**Complete the following:**
(1) Using the essay on Inside Llewyn Davis and the folk revival, decide whether each statement agrees with it: (a) Harry Smith's Anthology of American Folk Music was a six-LP collection released in 1952; (b) Inside Llewyn Davis focuses heavily on the political side of the folk revival; (c) Oscar Isaac plays the title role. For each, answer yes or no and quote the words from the essay that settle it.
(2) Resume the essay on Inside Llewyn Davis and the folk revival, picking up right after its final sentence.

====== Passage provided

The Coen Brothers’ wonderful new film Inside Llewyn Davis takes place (very) shortly before Shelton penned his famous review, and while Dylan’s impending arrival looms over the world of the movie, it’s not about him. Instead, it’s about everyone who wasn’t him, and, as such, Inside Llewyn Davis breathes renewed and important life into the early 1960s folk revival, one of the most misunderstood, frequently derided, and hugely significant post-war cultural movements. Aside from producing arguably the most influential American songwriter and most influential Canadian songwriter of the past 50 years—by 1962 a young Joni Mitchell was cutting her chattering teeth in folk clubs in Saskatoon—the folk revival was a formative influence on artists ranging from Nina Simone to Stevie Wonder to Robert Plant to Janis Joplin. Yet in the years since Dylan went electric it’s become fashionable to caricature folkies as luddites dirtying themselves in the dustbin of history, besweatered schoolmarms yelling “Judas” at our most cherished rock star. Folkies get skewered in comedies like A Mighty Wind, treated with aloof disdain in period dramas like Mad Men, made into straw figures of lefty naïveté in reactionary fables like Forrest Gump.

This is a shame, and more than a little unfair. As a phenomenon both quintessentially of its time and doggedly seeking to flee it, the folk revival has aged about as poorly as things can age (though not as poorly as Forrest Gump). But it was also one of the great romances of the 20th century, a messily admirable mix of music and politics that believed in itself with a fierceness that few things have since. Its bedrock text was Harry Smith’s Anthology of American Folk Music, a six-LP collection released in 1952 that came to captivate a generation disillusioned by the directions their country was heading: Cold War paranoia, the drum-beat of nuclear brinksmanship, the intransigent racial violence of the Jim Crow south. Folk music promised bygone purity to young people understandably wary of modernity, and the performance of folk music became a powerful force of activism itself. Fifty years on, Dylan and Joan Baez performing at the March on Washington remains the most iconic visual memory of the revival.

Inside Llewyn Davis largely ignores the political side of the folk revival, a wise move that allows its characters to be human beings rather than pop-history clichés. The movie’s title role, impeccably played by Oscar Isaac, is based on the late Greenwich Village folk legend Dave Van Ronk, although music historian Elijah Wald (who co-wrote Van Ronk’s memoir and has penned a beautiful companion essay to the Coens’ film) is quick to emphasize that Davis is more impressionistic gloss than carbon copy. One of the great shadow figures of American music, Van Ronk was a fabulous singer and guitarist who left an indelible mark on his specific time and place while never becoming a household name. Irascibly opinionated, avowedly anti-commercial and by all accounts superhumanly generous to fellow musicians, he was a true original, a strange thing to say about a man so singularly devoted to the recreation of music born worlds away from his native Brooklyn. “He was big, sky high, and I looked up to him,” wrote Dylan of Van Ronk, years later. “He came from the land of giants.”

============
====== Extracted information

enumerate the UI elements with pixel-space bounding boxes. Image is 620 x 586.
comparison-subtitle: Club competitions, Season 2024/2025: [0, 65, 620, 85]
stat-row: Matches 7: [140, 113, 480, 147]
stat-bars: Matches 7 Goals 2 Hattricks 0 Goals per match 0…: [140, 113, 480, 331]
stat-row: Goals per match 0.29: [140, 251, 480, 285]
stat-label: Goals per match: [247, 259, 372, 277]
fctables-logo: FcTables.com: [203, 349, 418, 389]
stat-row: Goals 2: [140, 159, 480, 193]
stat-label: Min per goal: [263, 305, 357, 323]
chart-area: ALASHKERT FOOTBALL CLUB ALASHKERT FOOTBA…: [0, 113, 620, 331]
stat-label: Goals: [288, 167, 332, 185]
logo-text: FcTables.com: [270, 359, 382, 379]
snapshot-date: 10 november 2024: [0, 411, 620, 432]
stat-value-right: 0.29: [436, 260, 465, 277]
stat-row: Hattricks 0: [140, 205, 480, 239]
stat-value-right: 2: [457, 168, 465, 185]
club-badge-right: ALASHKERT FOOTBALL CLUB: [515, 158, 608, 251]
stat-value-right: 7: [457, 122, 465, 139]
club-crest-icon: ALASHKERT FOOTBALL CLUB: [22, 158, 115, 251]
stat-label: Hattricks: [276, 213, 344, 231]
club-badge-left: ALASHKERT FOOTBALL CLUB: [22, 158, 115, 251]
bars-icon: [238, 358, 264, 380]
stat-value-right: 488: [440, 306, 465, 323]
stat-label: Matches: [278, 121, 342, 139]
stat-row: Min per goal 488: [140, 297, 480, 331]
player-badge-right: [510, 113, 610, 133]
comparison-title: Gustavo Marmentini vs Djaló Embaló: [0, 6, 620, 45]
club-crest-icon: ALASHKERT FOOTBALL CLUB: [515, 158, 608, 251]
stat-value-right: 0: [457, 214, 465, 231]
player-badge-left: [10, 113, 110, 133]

============

**Results:**
(1)
(a) Yes: "a six-LP collection released in 1952"
(b) No: "Inside Llewyn Davis largely ignores the political side of the folk revival"
(c) Yes: "The movie’s title role, impeccably played by Oscar Isaac"

(2)
There is something warm and fitting about the Coens, film’s greatest bards of the star-crossed outsider, finally giving Van Ronk and the folkies their day in the sun. Inside Llewyn Davis both celebrates and sends up the revival’s misbegotten best intentions in ways that are smart and humane. In one of its finest scenes Llewyn is cajoled into performing the 18th-century British ballad “Fare Thee Well” at an Upper West Side dinner party. It’s a beautiful song (at 300 years old, it better be) that’s soon interrupted by his well-meaning host’s impromptu harmonies. Llewyn flies into a rage, suddenly sensitive to his own exploitation, being made to sing for his supper. “But I thought singing was a joyous expression of the soul!” protests his wounded, would-be duet partner.

It’s a hilarious and poignant moment that draws out one of the revival’s fundamental contradictions. Folk songs are simple, inherently democratic, literally of the people, while trying to make a life as a professional musician is everything the opposite, a difficult and rarefied pursuit best suited for those who secretly believe they’re better than everyone else. Nowhere is this tension more evident than in Llewyn’s haughty, almost messianic hatred of commercialism, his failure to achieve financial success only fueling his self-righteousness. Late in the film he auditions for a folk-scene power broker in an empty club, delivering a stunning rendition of “The Death of Queen Jane.” The song ends, and his audience of one remarks, coldly: “I don’t see a lot of money here.”

He’s right, but Llewyn is crushed: Not a lot of money is precisely the point. This, too, was an untenable saw of revival hard-liners—once you achieved popular success, your music became immediately suspect. It was a movement with a romantic view of the people but a deeply suspicious view of said people’s tastes; after all, in 1961 the “folk” were mostly listening to Del Shannon and the Shirelles. One of the cruelest ironies to befall the folkies is that much of their music is now far more forgotten than the commercial pop they were so quick to dismiss as empty and ephemeral.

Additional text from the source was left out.